### Work instructions
Provide the data again in its entirety, exactly as given.

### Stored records
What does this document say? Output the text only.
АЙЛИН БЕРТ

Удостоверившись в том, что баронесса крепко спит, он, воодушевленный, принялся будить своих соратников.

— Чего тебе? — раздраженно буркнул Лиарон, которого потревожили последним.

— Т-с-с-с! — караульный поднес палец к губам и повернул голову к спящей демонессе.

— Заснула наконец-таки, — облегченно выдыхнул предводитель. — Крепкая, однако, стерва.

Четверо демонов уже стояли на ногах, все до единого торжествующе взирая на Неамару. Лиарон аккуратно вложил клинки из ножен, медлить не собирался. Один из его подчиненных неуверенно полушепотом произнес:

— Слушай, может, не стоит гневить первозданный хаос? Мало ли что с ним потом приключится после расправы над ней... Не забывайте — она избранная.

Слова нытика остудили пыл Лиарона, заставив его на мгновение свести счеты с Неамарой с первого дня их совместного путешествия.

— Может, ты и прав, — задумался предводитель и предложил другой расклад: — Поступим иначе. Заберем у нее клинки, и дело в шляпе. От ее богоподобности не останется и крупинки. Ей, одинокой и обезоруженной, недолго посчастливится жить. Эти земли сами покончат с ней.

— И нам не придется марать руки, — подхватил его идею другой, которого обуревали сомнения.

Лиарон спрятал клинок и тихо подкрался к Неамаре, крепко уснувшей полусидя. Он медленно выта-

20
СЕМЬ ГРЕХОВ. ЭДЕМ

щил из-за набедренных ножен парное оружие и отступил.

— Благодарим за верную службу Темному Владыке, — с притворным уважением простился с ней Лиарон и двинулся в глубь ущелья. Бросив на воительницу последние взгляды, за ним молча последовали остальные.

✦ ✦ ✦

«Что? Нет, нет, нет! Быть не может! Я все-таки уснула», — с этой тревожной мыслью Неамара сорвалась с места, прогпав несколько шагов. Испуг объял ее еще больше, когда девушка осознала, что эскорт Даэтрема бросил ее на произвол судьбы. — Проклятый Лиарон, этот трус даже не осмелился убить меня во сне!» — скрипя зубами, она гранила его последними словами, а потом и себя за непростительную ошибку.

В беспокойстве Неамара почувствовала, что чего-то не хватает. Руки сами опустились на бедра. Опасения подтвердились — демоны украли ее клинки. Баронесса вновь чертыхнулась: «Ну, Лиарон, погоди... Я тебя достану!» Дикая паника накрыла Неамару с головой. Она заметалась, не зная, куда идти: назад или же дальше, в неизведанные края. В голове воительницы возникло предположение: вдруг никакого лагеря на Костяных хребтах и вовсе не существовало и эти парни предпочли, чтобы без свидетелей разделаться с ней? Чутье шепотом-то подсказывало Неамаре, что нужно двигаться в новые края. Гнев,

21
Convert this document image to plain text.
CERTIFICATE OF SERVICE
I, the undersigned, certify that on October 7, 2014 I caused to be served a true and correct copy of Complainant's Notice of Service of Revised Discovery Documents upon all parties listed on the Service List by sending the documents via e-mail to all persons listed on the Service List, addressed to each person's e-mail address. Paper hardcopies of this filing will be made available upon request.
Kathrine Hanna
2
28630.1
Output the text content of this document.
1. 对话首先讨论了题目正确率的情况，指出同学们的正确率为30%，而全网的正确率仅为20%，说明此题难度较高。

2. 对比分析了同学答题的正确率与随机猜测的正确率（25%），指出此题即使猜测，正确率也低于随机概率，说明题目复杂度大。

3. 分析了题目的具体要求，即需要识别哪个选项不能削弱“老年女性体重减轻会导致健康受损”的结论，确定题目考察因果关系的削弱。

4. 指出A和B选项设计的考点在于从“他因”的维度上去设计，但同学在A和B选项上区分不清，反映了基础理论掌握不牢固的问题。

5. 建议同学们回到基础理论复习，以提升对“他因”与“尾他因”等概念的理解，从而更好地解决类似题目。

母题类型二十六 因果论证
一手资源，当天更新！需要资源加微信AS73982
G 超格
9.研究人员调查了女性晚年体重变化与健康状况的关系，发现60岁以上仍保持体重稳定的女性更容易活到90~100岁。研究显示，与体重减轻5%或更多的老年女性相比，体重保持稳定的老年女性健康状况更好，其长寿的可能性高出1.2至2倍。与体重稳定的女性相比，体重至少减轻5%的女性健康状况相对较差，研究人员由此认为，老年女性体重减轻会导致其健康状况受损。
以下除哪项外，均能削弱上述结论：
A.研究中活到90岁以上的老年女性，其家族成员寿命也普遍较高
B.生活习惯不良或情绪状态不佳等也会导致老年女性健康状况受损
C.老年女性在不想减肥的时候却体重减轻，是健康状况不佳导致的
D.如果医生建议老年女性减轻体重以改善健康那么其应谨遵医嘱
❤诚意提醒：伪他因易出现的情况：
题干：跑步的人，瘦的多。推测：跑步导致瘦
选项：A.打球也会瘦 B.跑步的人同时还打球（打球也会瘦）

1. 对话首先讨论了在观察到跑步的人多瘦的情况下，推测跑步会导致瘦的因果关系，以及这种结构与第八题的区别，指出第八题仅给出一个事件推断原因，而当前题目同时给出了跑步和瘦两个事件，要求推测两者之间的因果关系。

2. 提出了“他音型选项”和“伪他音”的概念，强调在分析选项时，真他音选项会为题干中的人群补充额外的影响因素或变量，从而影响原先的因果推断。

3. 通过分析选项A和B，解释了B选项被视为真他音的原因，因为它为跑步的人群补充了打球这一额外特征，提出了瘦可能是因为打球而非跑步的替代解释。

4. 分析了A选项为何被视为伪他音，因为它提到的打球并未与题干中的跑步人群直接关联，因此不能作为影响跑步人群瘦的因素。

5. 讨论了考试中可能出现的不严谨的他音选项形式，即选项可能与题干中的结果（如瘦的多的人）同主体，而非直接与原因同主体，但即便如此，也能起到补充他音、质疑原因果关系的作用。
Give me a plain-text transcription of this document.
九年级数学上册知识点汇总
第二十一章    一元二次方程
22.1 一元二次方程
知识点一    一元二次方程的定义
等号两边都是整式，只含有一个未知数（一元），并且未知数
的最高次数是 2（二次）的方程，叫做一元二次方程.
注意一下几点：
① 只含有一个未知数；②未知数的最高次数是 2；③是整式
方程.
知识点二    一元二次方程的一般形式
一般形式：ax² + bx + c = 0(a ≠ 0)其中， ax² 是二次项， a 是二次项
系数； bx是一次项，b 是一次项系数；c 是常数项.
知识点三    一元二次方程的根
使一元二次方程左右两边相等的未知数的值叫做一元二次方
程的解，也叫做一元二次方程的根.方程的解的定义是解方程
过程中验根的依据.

### Expected output
What does this document say? Output the text only.
АЙЛИН БЕРТ

Удостоверившись в том, что баронесса крепко спит, он, воодушевленный, принялся будить своих соратников.

— Чего тебе? — раздраженно буркнул Лиарон, которого потревожили последним.

— Т-с-с-с! — караульный поднес палец к губам и повернул голову к спящей демонессе.

— Заснула наконец-таки, — облегченно выдыхнул предводитель. — Крепкая, однако, стерва.

Четверо демонов уже стояли на ногах, все до единого торжествующе взирая на Неамару. Лиарон аккуратно вложил клинки из ножен, медлить не собирался. Один из его подчиненных неуверенно полушепотом произнес:

— Слушай, может, не стоит гневить первозданный хаос? Мало ли что с ним потом приключится после расправы над ней... Не забывайте — она избранная.

Слова нытика остудили пыл Лиарона, заставив его на мгновение свести счеты с Неамарой с первого дня их совместного путешествия.

— Может, ты и прав, — задумался предводитель и предложил другой расклад: — Поступим иначе. Заберем у нее клинки, и дело в шляпе. От ее богоподобности не останется и крупинки. Ей, одинокой и обезоруженной, недолго посчастливится жить. Эти земли сами покончат с ней.

— И нам не придется марать руки, — подхватил его идею другой, которого обуревали сомнения.

Лиарон спрятал клинок и тихо подкрался к Неамаре, крепко уснувшей полусидя. Он медленно выта-

20
СЕМЬ ГРЕХОВ. ЭДЕМ

щил из-за набедренных ножен парное оружие и отступил.

— Благодарим за верную службу Темному Владыке, — с притворным уважением простился с ней Лиарон и двинулся в глубь ущелья. Бросив на воительницу последние взгляды, за ним молча последовали остальные.

✦ ✦ ✦

«Что? Нет, нет, нет! Быть не может! Я все-таки уснула», — с этой тревожной мыслью Неамара сорвалась с места, прогпав несколько шагов. Испуг объял ее еще больше, когда девушка осознала, что эскорт Даэтрема бросил ее на произвол судьбы. — Проклятый Лиарон, этот трус даже не осмелился убить меня во сне!» — скрипя зубами, она гранила его последними словами, а потом и себя за непростительную ошибку.

В беспокойстве Неамара почувствовала, что чего-то не хватает. Руки сами опустились на бедра. Опасения подтвердились — демоны украли ее клинки. Баронесса вновь чертыхнулась: «Ну, Лиарон, погоди... Я тебя достану!» Дикая паника накрыла Неамару с головой. Она заметалась, не зная, куда идти: назад или же дальше, в неизведанные края. В голове воительницы возникло предположение: вдруг никакого лагеря на Костяных хребтах и вовсе не существовало и эти парни предпочли, чтобы без свидетелей разделаться с ней? Чутье шепотом-то подсказывало Неамаре, что нужно двигаться в новые края. Гнев,

21
Convert this document image to plain text.
CERTIFICATE OF SERVICE
I, the undersigned, certify that on October 7, 2014 I caused to be served a true and correct copy of Complainant's Notice of Service of Revised Discovery Documents upon all parties listed on the Service List by sending the documents via e-mail to all persons listed on the Service List, addressed to each person's e-mail address. Paper hardcopies of this filing will be made available upon request.
Kathrine Hanna
2
28630.1
Output the text content of this document.
1. 对话首先讨论了题目正确率的情况，指出同学们的正确率为30%，而全网的正确率仅为20%，说明此题难度较高。

2. 对比分析了同学答题的正确率与随机猜测的正确率（25%），指出此题即使猜测，正确率也低于随机概率，说明题目复杂度大。

3. 分析了题目的具体要求，即需要识别哪个选项不能削弱“老年女性体重减轻会导致健康受损”的结论，确定题目考察因果关系的削弱。

4. 指出A和B选项设计的考点在于从“他因”的维度上去设计，但同学在A和B选项上区分不清，反映了基础理论掌握不牢固的问题。

5. 建议同学们回到基础理论复习，以提升对“他因”与“尾他因”等概念的理解，从而更好地解决类似题目。

母题类型二十六 因果论证
一手资源，当天更新！需要资源加微信AS73982
G 超格
9.研究人员调查了女性晚年体重变化与健康状况的关系，发现60岁以上仍保持体重稳定的女性更容易活到90~100岁。研究显示，与体重减轻5%或更多的老年女性相比，体重保持稳定的老年女性健康状况更好，其长寿的可能性高出1.2至2倍。与体重稳定的女性相比，体重至少减轻5%的女性健康状况相对较差，研究人员由此认为，老年女性体重减轻会导致其健康状况受损。
以下除哪项外，均能削弱上述结论：
A.研究中活到90岁以上的老年女性，其家族成员寿命也普遍较高
B.生活习惯不良或情绪状态不佳等也会导致老年女性健康状况受损
C.老年女性在不想减肥的时候却体重减轻，是健康状况不佳导致的
D.如果医生建议老年女性减轻体重以改善健康那么其应谨遵医嘱
❤诚意提醒：伪他因易出现的情况：
题干：跑步的人，瘦的多。推测：跑步导致瘦
选项：A.打球也会瘦 B.跑步的人同时还打球（打球也会瘦）

1. 对话首先讨论了在观察到跑步的人多瘦的情况下，推测跑步会导致瘦的因果关系，以及这种结构与第八题的区别，指出第八题仅给出一个事件推断原因，而当前题目同时给出了跑步和瘦两个事件，要求推测两者之间的因果关系。

2. 提出了“他音型选项”和“伪他音”的概念，强调在分析选项时，真他音选项会为题干中的人群补充额外的影响因素或变量，从而影响原先的因果推断。

3. 通过分析选项A和B，解释了B选项被视为真他音的原因，因为它为跑步的人群补充了打球这一额外特征，提出了瘦可能是因为打球而非跑步的替代解释。

4. 分析了A选项为何被视为伪他音，因为它提到的打球并未与题干中的跑步人群直接关联，因此不能作为影响跑步人群瘦的因素。

5. 讨论了考试中可能出现的不严谨的他音选项形式，即选项可能与题干中的结果（如瘦的多的人）同主体，而非直接与原因同主体，但即便如此，也能起到补充他音、质疑原因果关系的作用。
Give me a plain-text transcription of this document.
九年级数学上册知识点汇总
第二十一章    一元二次方程
22.1 一元二次方程
知识点一    一元二次方程的定义
等号两边都是整式，只含有一个未知数（一元），并且未知数
的最高次数是 2（二次）的方程，叫做一元二次方程.
注意一下几点：
① 只含有一个未知数；②未知数的最高次数是 2；③是整式
方程.
知识点二    一元二次方程的一般形式
一般形式：ax² + bx + c = 0(a ≠ 0)其中， ax² 是二次项， a 是二次项
系数； bx是一次项，b 是一次项系数；c 是常数项.
知识点三    一元二次方程的根
使一元二次方程左右两边相等的未知数的值叫做一元二次方
程的解，也叫做一元二次方程的根.方程的解的定义是解方程
过程中验根的依据.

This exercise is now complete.